Start of Materials provided

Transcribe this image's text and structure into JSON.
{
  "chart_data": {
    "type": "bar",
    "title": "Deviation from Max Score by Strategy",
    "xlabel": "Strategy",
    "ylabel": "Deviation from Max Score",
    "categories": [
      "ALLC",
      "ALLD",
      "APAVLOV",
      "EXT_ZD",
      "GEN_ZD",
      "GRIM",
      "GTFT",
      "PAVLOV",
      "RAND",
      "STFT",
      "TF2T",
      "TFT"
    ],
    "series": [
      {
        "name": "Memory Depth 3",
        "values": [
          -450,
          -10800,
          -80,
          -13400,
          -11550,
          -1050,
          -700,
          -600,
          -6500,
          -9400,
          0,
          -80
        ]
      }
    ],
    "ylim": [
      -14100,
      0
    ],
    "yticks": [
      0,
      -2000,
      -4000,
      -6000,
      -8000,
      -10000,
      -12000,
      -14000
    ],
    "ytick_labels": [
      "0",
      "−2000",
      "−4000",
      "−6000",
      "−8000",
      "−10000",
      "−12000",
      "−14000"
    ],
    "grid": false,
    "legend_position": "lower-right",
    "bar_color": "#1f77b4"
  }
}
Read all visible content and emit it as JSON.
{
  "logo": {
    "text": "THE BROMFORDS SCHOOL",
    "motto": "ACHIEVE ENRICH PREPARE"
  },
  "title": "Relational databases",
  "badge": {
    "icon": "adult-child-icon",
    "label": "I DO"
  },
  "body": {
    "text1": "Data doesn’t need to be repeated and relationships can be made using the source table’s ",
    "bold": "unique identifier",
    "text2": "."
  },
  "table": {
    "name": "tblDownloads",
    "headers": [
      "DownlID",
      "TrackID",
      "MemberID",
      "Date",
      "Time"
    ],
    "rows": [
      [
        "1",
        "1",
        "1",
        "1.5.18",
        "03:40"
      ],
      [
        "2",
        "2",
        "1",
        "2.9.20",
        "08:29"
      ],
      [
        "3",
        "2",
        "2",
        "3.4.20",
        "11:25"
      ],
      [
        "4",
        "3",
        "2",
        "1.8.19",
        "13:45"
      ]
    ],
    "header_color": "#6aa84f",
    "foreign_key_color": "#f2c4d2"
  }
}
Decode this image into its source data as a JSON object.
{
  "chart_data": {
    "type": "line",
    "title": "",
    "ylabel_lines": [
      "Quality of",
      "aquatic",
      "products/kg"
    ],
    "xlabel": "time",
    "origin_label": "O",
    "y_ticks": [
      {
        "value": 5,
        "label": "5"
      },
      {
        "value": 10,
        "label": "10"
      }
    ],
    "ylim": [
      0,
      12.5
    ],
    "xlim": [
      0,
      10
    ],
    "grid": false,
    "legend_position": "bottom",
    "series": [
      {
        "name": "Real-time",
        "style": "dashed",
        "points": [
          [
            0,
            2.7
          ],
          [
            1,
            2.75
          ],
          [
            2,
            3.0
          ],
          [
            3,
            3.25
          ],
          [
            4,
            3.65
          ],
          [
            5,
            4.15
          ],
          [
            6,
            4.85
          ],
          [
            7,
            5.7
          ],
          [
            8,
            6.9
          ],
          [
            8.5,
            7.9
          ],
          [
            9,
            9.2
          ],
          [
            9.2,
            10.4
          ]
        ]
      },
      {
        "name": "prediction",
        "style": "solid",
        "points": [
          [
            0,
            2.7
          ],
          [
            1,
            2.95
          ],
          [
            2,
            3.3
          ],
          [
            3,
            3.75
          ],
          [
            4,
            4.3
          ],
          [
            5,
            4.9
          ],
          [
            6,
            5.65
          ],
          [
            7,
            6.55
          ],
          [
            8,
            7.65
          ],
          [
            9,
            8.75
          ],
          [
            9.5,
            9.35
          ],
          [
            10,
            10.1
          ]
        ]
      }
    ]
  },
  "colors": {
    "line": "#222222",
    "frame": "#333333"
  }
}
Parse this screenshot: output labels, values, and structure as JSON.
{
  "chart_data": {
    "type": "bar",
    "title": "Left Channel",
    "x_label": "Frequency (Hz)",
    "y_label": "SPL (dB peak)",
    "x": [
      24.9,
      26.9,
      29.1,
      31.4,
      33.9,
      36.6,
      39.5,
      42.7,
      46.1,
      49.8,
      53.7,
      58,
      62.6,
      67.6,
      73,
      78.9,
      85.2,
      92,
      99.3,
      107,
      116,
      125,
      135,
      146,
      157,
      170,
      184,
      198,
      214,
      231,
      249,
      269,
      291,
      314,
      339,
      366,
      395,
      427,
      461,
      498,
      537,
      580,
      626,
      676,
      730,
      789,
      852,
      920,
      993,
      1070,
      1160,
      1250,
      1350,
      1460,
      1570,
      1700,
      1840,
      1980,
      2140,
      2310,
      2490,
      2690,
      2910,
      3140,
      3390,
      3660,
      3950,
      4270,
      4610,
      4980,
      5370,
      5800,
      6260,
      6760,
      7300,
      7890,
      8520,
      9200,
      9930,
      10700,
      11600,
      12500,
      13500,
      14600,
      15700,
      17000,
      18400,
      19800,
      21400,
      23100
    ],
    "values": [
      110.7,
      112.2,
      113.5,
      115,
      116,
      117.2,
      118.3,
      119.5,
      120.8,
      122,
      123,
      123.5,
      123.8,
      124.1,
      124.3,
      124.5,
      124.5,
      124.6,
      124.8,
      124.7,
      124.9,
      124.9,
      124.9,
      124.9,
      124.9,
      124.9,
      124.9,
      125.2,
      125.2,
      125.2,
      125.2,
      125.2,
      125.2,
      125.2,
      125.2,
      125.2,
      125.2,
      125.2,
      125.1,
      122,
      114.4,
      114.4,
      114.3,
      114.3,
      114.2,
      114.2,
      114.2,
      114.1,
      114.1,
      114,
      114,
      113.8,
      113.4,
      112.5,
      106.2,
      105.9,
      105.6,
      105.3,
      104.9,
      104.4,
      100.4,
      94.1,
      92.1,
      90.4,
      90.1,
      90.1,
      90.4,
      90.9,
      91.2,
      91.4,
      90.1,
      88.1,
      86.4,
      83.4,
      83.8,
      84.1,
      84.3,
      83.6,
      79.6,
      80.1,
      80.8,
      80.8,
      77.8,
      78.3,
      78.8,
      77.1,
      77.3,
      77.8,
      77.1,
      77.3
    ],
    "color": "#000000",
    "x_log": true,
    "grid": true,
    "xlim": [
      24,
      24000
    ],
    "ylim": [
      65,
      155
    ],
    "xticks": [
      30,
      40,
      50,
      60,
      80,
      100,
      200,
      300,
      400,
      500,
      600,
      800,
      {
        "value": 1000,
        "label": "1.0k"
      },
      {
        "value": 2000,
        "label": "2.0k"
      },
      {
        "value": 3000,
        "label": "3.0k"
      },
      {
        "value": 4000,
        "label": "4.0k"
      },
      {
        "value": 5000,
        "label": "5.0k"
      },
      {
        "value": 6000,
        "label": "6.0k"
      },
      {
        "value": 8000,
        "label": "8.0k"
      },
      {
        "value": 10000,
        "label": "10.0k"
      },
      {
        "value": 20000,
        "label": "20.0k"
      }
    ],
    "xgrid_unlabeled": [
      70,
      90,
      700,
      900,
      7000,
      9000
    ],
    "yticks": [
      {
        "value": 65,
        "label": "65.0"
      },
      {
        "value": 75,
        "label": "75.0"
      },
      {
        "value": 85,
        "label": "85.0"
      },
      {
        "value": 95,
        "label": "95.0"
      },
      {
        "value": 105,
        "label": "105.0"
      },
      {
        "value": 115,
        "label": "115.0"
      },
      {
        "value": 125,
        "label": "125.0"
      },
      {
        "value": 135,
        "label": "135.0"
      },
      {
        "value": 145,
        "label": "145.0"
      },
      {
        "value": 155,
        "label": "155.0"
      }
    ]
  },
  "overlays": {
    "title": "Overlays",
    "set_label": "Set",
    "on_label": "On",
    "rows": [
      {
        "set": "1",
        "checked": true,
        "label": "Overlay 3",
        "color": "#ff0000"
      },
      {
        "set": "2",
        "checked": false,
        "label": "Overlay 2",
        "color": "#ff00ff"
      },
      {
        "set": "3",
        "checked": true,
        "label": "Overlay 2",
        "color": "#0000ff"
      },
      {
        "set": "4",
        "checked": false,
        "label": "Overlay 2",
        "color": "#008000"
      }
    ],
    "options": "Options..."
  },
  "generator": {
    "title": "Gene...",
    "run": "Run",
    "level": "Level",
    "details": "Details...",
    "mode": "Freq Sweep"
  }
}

End of Materials provided

> **Task objective**:
Provide the number of lines in the entries that include "Score", and no other text.

> **Result of this task**:
2